Dataset entries on figures:
Start

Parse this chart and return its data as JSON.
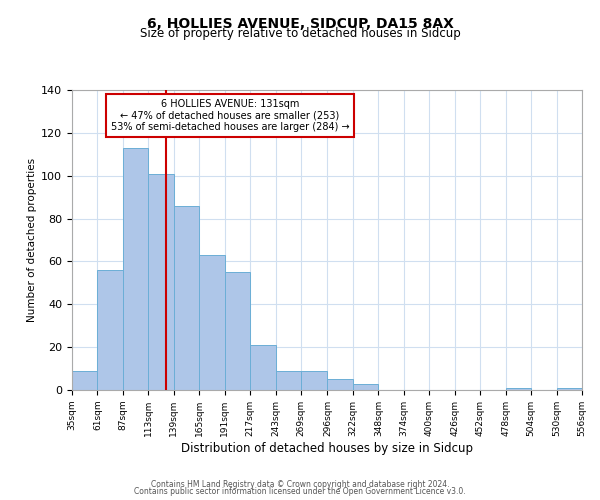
{
  "title": "6, HOLLIES AVENUE, SIDCUP, DA15 8AX",
  "subtitle": "Size of property relative to detached houses in Sidcup",
  "xlabel": "Distribution of detached houses by size in Sidcup",
  "ylabel": "Number of detached properties",
  "bar_color": "#aec6e8",
  "bar_edge_color": "#6baed6",
  "background_color": "#ffffff",
  "grid_color": "#d0dff0",
  "vline_x": 131,
  "vline_color": "#cc0000",
  "annotation_text": "6 HOLLIES AVENUE: 131sqm\n← 47% of detached houses are smaller (253)\n53% of semi-detached houses are larger (284) →",
  "annotation_box_color": "#ffffff",
  "annotation_box_edge_color": "#cc0000",
  "bin_edges": [
    35,
    61,
    87,
    113,
    139,
    165,
    191,
    217,
    243,
    269,
    296,
    322,
    348,
    374,
    400,
    426,
    452,
    478,
    504,
    530,
    556
  ],
  "counts": [
    9,
    56,
    113,
    101,
    86,
    63,
    55,
    21,
    9,
    9,
    5,
    3,
    0,
    0,
    0,
    0,
    0,
    1,
    0,
    1
  ],
  "ylim": [
    0,
    140
  ],
  "yticks": [
    0,
    20,
    40,
    60,
    80,
    100,
    120,
    140
  ],
  "tick_labels": [
    "35sqm",
    "61sqm",
    "87sqm",
    "113sqm",
    "139sqm",
    "165sqm",
    "191sqm",
    "217sqm",
    "243sqm",
    "269sqm",
    "296sqm",
    "322sqm",
    "348sqm",
    "374sqm",
    "400sqm",
    "426sqm",
    "452sqm",
    "478sqm",
    "504sqm",
    "530sqm",
    "556sqm"
  ],
  "footer_line1": "Contains HM Land Registry data © Crown copyright and database right 2024.",
  "footer_line2": "Contains public sector information licensed under the Open Government Licence v3.0."
}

End

** EXERCISE TASK **
Omit all pictures while transcribing the entries verbatim.

** RESULT FOR THIS EXERCISE **
Parse this chart and return its data as JSON.
{
  "title": "6, HOLLIES AVENUE, SIDCUP, DA15 8AX",
  "subtitle": "Size of property relative to detached houses in Sidcup",
  "xlabel": "Distribution of detached houses by size in Sidcup",
  "ylabel": "Number of detached properties",
  "bar_color": "#aec6e8",
  "bar_edge_color": "#6baed6",
  "background_color": "#ffffff",
  "grid_color": "#d0dff0",
  "vline_x": 131,
  "vline_color": "#cc0000",
  "annotation_text": "6 HOLLIES AVENUE: 131sqm\n← 47% of detached houses are smaller (253)\n53% of semi-detached houses are larger (284) →",
  "annotation_box_color": "#ffffff",
  "annotation_box_edge_color": "#cc0000",
  "bin_edges": [
    35,
    61,
    87,
    113,
    139,
    165,
    191,
    217,
    243,
    269,
    296,
    322,
    348,
    374,
    400,
    426,
    452,
    478,
    504,
    530,
    556
  ],
  "counts": [
    9,
    56,
    113,
    101,
    86,
    63,
    55,
    21,
    9,
    9,
    5,
    3,
    0,
    0,
    0,
    0,
    0,
    1,
    0,
    1
  ],
  "ylim": [
    0,
    140
  ],
  "yticks": [
    0,
    20,
    40,
    60,
    80,
    100,
    120,
    140
  ],
  "tick_labels": [
    "35sqm",
    "61sqm",
    "87sqm",
    "113sqm",
    "139sqm",
    "165sqm",
    "191sqm",
    "217sqm",
    "243sqm",
    "269sqm",
    "296sqm",
    "322sqm",
    "348sqm",
    "374sqm",
    "400sqm",
    "426sqm",
    "452sqm",
    "478sqm",
    "504sqm",
    "530sqm",
    "556sqm"
  ],
  "footer_line1": "Contains HM Land Registry data © Crown copyright and database right 2024.",
  "footer_line2": "Contains public sector information licensed under the Open Government Licence v3.0."
}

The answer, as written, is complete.